## TEXT SECTION
Print

Print


Yes, that what we do for the BaBar farm at SLAC. It run's VM's and the way 
they stop a stop is by issuing a kell -9 on the VM. The hypervisor doesn't 
cleanup the connection in that case. The timeout then closes idle 
connections. The suggested value is a bit too large. I think we use 
something like a day as most jobs don't sit on an idle connection for that 
long. That said, I think Brian just doesn't want to deal with another 
config change.

Andy

On Tue, 2 Sep 2014, Andreas-Joachim Peters wrote:

> Why don't you just set a very conservative idle timeout on the server by
> default. This does not really harm and cleans stale connections of VMs,
> right?
>
> xrd.timeout idle 604800
>
> Cheers Andreas.
>
>
>
>
>
> On Tue, Sep 2, 2014 at 3:59 PM, Brian Bockelman <[log in to unmask]>
> wrote:
>
>> On Sep 2, 2014, at 2:34 AM, Andrew Hanushevsky <[log in to unmask]>
>> wrote:
>>
>>> I guess I don't get what keepalive's would solve relative to the client
>> other than somewhat faster recovery in the rare case that a server goes
>> away. A lot of work for handling a <10% problem. The bigger problem is
>> client's going away and the server not being told that this has happened.
>> This is particularly bad when the client is a virtual machine as some
>> hyervisors handle this correctly and some do not. Firewalls and NAT boxes
>> make this even more problematic.

## MATERIAL PROVIDED
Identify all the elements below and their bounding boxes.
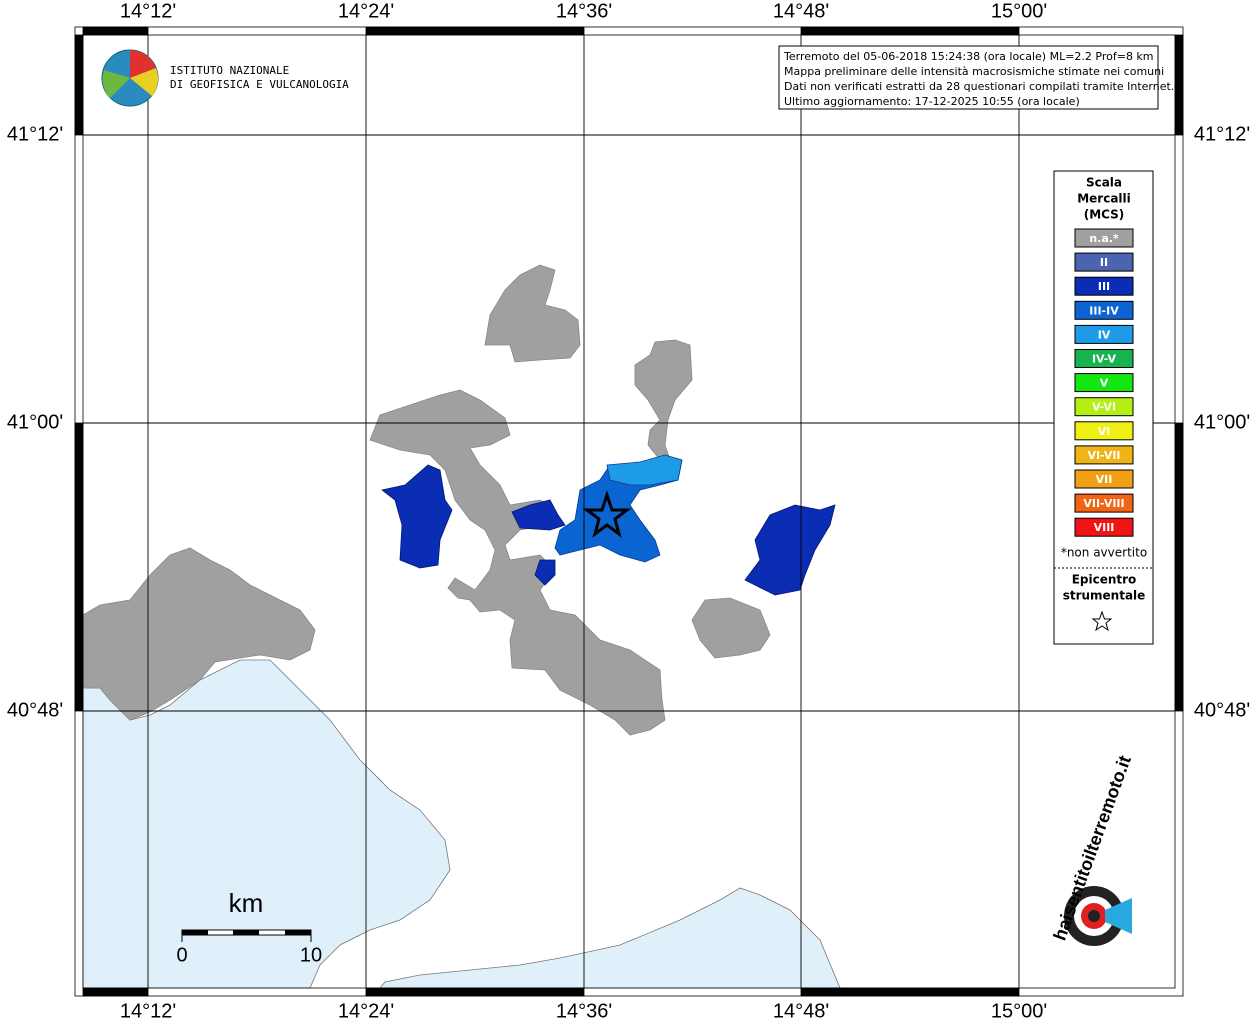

## WORK TO DO
(a) Please give the idle-timeout thread again between "Yes, that what" and "config change.", inclusive, substituting "host" for "hypervisor".
(b) In one to three sentences, explain why the idle-timeout thread says the BaBar farm at SLAC uses a server timeout on idle connections.
(c) Carry on the idle-timeout thread from its last line.

## TASK ANSWERS
(a)
Yes, that what we do for the BaBar farm at SLAC. It run's VM's and the way 
they stop a stop is by issuing a kell -9 on the VM. The host doesn't 
cleanup the connection in that case. The timeout then closes idle 
connections. The suggested value is a bit too large. I think we use 
something like a day as most jobs don't sit on an idle connection for that 
long. That said, I think Brian just doesn't want to deal with another 
config change.

(b) The farm runs VMs, and when a VM is stopped the hypervisor doesn't clean up its connection. The timeout then closes those idle connections.

(c)
>>>
>>> I see the point of enabling keepalive by default. However,as a practical
>> measure, this actually is a big change as the one would need to implement a
>> way to turn it off (the current implementation simply allows you to turn it
>> on); let alone allowing a keepalive time specification.
>>>
>>> Additionally, I am not at all convinced that, at scale, it would
>> actually solve the problem. Brian are you always running with keepalive on
>> and it actually solves all of your vaporozing client issues?
>>
>> Well, saying it solves "all" is a big claim (and HTCondor doesn't provide
>> enough statistics for me to back up the claim anyway).  It does, however,
>> mitigate this to the point where we haven't had to spend time on the issue
>> for several months (since we deployed the relevant version).  When the
>> problem was originally fixed, we did collect enough statistics to say this
>> "solved" things at problem sites.
>>
>> *Note* that this doesn't solve the problem of an overloaded site network -
>> it just helps the server to not have to track broken connections.  If the
>> network device is overloaded, detecting and re-establishing a TCP
>> connection will not help.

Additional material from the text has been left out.